## Start Listing

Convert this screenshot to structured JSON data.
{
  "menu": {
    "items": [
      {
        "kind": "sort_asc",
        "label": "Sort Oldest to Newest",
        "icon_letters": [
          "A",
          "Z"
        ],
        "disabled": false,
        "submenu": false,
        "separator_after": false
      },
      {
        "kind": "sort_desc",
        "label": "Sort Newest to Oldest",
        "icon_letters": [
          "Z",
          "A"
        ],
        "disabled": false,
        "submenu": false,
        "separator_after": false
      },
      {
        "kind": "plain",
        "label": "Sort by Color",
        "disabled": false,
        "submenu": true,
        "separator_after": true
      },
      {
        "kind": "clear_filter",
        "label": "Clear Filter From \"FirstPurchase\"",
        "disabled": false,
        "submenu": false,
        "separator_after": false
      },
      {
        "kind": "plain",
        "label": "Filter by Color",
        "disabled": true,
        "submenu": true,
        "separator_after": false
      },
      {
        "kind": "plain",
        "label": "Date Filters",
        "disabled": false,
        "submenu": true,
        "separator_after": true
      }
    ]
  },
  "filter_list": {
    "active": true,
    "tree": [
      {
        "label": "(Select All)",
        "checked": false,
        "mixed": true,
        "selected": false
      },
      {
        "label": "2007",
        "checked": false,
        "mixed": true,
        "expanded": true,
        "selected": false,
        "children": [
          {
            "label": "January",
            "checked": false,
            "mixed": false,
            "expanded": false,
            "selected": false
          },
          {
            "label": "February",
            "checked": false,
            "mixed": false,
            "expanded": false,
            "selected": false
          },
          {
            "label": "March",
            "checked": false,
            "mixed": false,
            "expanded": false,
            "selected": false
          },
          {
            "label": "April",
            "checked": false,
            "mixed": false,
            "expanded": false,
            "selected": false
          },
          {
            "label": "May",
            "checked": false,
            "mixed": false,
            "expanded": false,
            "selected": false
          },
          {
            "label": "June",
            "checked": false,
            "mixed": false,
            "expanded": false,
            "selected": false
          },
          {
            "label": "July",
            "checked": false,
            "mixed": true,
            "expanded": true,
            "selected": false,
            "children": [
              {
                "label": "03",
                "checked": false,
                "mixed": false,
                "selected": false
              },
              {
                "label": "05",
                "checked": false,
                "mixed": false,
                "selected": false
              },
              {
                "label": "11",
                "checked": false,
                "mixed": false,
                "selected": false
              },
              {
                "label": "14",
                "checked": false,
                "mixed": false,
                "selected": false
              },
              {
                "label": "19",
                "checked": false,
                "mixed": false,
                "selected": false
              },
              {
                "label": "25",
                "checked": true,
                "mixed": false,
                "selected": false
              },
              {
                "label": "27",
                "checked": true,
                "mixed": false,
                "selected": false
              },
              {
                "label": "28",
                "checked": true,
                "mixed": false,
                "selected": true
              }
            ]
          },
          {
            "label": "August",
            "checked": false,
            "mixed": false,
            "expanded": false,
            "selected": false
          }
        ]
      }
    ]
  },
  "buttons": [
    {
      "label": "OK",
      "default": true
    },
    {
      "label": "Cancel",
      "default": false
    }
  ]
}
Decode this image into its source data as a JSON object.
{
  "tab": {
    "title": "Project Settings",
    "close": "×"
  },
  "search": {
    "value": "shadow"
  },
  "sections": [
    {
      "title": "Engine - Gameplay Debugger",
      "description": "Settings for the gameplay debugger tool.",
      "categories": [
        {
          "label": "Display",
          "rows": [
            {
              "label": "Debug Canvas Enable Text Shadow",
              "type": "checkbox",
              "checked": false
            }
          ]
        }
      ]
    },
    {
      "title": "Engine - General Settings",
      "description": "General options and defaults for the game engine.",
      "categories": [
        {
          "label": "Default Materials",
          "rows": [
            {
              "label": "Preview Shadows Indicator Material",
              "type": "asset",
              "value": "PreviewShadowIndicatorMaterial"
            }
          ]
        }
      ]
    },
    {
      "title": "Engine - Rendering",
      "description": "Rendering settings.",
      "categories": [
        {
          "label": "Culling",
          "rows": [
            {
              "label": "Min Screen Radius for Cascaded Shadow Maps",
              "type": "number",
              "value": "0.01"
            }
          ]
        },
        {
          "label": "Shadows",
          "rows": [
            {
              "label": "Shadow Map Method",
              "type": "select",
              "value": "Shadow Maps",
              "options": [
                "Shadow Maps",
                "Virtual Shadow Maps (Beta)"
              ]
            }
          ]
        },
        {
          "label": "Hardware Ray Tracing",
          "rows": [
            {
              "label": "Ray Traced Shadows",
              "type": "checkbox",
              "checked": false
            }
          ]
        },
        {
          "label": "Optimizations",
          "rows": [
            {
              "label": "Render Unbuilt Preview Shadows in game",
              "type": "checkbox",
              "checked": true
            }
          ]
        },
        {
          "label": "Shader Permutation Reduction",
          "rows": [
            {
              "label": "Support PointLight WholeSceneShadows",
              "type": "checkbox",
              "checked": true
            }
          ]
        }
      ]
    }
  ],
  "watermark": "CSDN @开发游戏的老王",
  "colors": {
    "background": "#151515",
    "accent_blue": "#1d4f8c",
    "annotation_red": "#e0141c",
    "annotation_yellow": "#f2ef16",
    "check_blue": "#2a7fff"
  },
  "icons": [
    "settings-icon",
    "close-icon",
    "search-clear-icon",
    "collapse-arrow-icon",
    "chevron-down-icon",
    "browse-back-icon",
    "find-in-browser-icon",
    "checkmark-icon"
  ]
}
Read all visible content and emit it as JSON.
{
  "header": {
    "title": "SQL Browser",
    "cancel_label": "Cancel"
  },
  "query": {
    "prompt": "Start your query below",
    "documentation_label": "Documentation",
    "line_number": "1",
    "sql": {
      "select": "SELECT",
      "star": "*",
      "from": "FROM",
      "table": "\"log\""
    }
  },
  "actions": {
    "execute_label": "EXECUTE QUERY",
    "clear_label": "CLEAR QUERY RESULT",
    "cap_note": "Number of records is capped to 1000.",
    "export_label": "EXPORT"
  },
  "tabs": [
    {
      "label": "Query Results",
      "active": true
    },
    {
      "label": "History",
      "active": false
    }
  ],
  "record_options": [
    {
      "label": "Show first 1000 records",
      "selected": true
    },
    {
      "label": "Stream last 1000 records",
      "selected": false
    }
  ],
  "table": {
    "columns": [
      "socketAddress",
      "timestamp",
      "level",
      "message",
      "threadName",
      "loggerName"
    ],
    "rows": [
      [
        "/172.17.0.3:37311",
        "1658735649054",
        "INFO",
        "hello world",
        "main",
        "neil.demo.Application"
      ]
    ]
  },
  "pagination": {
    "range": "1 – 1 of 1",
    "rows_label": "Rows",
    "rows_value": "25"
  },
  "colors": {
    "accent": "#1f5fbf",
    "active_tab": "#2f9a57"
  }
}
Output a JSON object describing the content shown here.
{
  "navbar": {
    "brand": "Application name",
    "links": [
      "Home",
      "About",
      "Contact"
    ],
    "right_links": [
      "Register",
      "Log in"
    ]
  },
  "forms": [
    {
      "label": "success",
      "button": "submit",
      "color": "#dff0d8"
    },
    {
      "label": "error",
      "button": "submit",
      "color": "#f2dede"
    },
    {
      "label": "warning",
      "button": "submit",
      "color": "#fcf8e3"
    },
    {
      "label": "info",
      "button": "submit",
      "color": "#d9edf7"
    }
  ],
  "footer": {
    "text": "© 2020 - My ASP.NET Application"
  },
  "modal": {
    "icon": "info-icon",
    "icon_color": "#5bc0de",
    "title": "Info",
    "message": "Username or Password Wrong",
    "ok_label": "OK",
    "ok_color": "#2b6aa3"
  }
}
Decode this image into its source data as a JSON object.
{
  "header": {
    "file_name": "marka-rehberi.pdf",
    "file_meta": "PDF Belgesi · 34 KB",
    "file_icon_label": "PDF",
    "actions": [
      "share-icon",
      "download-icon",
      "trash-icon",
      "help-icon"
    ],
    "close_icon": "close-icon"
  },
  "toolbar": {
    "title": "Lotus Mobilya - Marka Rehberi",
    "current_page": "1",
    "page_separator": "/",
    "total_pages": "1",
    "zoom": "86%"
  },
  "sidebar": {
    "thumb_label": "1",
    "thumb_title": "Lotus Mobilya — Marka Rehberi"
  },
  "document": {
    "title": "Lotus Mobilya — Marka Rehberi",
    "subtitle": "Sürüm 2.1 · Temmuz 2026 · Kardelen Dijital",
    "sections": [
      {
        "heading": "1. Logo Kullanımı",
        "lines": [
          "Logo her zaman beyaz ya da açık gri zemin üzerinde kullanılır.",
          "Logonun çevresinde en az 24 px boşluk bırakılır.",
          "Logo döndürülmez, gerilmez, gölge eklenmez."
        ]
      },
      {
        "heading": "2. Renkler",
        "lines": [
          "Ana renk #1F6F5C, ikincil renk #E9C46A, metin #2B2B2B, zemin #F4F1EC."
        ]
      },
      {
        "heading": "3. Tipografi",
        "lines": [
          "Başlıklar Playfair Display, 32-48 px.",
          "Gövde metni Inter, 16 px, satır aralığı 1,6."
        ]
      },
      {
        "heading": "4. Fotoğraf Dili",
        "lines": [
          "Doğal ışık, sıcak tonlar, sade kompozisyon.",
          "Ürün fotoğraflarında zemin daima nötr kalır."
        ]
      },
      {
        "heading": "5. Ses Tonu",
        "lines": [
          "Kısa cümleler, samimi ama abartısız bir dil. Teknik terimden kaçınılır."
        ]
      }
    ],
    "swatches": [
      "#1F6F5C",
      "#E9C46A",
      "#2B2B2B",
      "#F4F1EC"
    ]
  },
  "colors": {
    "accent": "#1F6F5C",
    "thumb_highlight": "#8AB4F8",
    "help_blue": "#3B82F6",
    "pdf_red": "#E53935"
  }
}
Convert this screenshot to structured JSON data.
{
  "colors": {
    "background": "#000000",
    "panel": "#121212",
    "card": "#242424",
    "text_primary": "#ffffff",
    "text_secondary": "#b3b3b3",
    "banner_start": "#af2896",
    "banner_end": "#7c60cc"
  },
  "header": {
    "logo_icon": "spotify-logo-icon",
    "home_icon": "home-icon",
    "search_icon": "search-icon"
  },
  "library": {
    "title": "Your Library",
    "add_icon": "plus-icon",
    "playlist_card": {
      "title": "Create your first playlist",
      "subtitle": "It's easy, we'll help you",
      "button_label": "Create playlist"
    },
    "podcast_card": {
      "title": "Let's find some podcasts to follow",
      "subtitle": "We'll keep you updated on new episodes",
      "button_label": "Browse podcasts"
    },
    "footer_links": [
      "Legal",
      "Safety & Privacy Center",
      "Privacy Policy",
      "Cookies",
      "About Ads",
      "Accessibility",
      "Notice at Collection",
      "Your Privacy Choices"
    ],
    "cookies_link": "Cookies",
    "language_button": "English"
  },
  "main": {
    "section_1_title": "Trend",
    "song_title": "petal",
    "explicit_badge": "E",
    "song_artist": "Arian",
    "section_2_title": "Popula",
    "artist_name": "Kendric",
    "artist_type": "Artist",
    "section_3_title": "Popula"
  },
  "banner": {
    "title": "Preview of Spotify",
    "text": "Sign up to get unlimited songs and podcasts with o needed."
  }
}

## End Listing

_The exercise_:
Filter the entries above down to the lines containing the word "Lotus".

_Solution to this problem_:
    "title": "Lotus Mobilya - Marka Rehberi",
    "thumb_title": "Lotus Mobilya — Marka Rehberi"
    "title": "Lotus Mobilya — Marka Rehberi",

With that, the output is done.